(RECORDS SUPPLIED):
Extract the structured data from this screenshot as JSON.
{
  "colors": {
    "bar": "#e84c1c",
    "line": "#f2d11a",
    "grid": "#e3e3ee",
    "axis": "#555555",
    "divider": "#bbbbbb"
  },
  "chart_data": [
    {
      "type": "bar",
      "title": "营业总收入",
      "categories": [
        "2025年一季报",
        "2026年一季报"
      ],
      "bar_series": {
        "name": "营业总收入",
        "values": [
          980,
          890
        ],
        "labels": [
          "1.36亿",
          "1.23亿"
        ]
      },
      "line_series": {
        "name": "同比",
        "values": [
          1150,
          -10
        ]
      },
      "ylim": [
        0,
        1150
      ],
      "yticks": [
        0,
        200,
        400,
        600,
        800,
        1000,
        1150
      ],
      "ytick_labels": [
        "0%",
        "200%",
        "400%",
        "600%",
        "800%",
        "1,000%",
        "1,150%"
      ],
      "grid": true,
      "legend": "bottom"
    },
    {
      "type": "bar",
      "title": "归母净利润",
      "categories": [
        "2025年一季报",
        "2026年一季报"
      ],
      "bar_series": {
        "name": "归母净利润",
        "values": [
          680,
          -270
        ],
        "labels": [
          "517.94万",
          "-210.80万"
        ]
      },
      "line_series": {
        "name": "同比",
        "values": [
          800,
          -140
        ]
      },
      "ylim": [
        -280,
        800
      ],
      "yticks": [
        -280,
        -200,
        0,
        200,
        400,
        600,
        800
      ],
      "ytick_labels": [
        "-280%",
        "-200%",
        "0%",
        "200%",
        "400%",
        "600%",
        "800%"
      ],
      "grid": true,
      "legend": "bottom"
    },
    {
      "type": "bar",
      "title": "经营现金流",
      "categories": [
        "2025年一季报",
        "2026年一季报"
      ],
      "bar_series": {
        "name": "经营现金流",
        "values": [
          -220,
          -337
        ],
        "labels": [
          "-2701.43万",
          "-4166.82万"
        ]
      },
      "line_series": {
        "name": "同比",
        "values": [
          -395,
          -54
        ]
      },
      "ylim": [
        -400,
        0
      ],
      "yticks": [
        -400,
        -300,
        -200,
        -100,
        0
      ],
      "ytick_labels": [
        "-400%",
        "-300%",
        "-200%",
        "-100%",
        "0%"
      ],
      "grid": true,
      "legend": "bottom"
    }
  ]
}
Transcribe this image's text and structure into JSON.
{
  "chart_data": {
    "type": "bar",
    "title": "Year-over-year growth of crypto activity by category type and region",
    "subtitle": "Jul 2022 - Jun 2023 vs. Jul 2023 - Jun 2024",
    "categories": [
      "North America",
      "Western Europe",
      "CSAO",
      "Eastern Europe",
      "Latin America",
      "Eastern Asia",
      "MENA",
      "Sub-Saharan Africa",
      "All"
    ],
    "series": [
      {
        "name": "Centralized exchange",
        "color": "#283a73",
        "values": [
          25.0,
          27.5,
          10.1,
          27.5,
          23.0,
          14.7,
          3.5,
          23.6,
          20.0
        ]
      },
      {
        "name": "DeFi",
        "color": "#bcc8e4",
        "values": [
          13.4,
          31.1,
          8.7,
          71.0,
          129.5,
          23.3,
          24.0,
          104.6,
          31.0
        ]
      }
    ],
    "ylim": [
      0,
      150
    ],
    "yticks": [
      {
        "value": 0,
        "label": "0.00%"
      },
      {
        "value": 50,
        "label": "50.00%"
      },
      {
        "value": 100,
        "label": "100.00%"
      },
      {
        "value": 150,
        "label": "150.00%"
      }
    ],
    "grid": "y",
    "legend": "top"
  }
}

(TASK GOAL):
Transcribe all of the material exactly. Omit nothing.

(FINAL RESULT):
Extract the structured data from this screenshot as JSON.
{
  "colors": {
    "bar": "#e84c1c",
    "line": "#f2d11a",
    "grid": "#e3e3ee",
    "axis": "#555555",
    "divider": "#bbbbbb"
  },
  "chart_data": [
    {
      "type": "bar",
      "title": "营业总收入",
      "categories": [
        "2025年一季报",
        "2026年一季报"
      ],
      "bar_series": {
        "name": "营业总收入",
        "values": [
          980,
          890
        ],
        "labels": [
          "1.36亿",
          "1.23亿"
        ]
      },
      "line_series": {
        "name": "同比",
        "values": [
          1150,
          -10
        ]
      },
      "ylim": [
        0,
        1150
      ],
      "yticks": [
        0,
        200,
        400,
        600,
        800,
        1000,
        1150
      ],
      "ytick_labels": [
        "0%",
        "200%",
        "400%",
        "600%",
        "800%",
        "1,000%",
        "1,150%"
      ],
      "grid": true,
      "legend": "bottom"
    },
    {
      "type": "bar",
      "title": "归母净利润",
      "categories": [
        "2025年一季报",
        "2026年一季报"
      ],
      "bar_series": {
        "name": "归母净利润",
        "values": [
          680,
          -270
        ],
        "labels": [
          "517.94万",
          "-210.80万"
        ]
      },
      "line_series": {
        "name": "同比",
        "values": [
          800,
          -140
        ]
      },
      "ylim": [
        -280,
        800
      ],
      "yticks": [
        -280,
        -200,
        0,
        200,
        400,
        600,
        800
      ],
      "ytick_labels": [
        "-280%",
        "-200%",
        "0%",
        "200%",
        "400%",
        "600%",
        "800%"
      ],
      "grid": true,
      "legend": "bottom"
    },
    {
      "type": "bar",
      "title": "经营现金流",
      "categories": [
        "2025年一季报",
        "2026年一季报"
      ],
      "bar_series": {
        "name": "经营现金流",
        "values": [
          -220,
          -337
        ],
        "labels": [
          "-2701.43万",
          "-4166.82万"
        ]
      },
      "line_series": {
        "name": "同比",
        "values": [
          -395,
          -54
        ]
      },
      "ylim": [
        -400,
        0
      ],
      "yticks": [
        -400,
        -300,
        -200,
        -100,
        0
      ],
      "ytick_labels": [
        "-400%",
        "-300%",
        "-200%",
        "-100%",
        "0%"
      ],
      "grid": true,
      "legend": "bottom"
    }
  ]
}
Transcribe this image's text and structure into JSON.
{
  "chart_data": {
    "type": "bar",
    "title": "Year-over-year growth of crypto activity by category type and region",
    "subtitle": "Jul 2022 - Jun 2023 vs. Jul 2023 - Jun 2024",
    "categories": [
      "North America",
      "Western Europe",
      "CSAO",
      "Eastern Europe",
      "Latin America",
      "Eastern Asia",
      "MENA",
      "Sub-Saharan Africa",
      "All"
    ],
    "series": [
      {
        "name": "Centralized exchange",
        "color": "#283a73",
        "values": [
          25.0,
          27.5,
          10.1,
          27.5,
          23.0,
          14.7,
          3.5,
          23.6,
          20.0
        ]
      },
      {
        "name": "DeFi",
        "color": "#bcc8e4",
        "values": [
          13.4,
          31.1,
          8.7,
          71.0,
          129.5,
          23.3,
          24.0,
          104.6,
          31.0
        ]
      }
    ],
    "ylim": [
      0,
      150
    ],
    "yticks": [
      {
        "value": 0,
        "label": "0.00%"
      },
      {
        "value": 50,
        "label": "50.00%"
      },
      {
        "value": 100,
        "label": "100.00%"
      },
      {
        "value": 150,
        "label": "150.00%"
      }
    ],
    "grid": "y",
    "legend": "top"
  }
}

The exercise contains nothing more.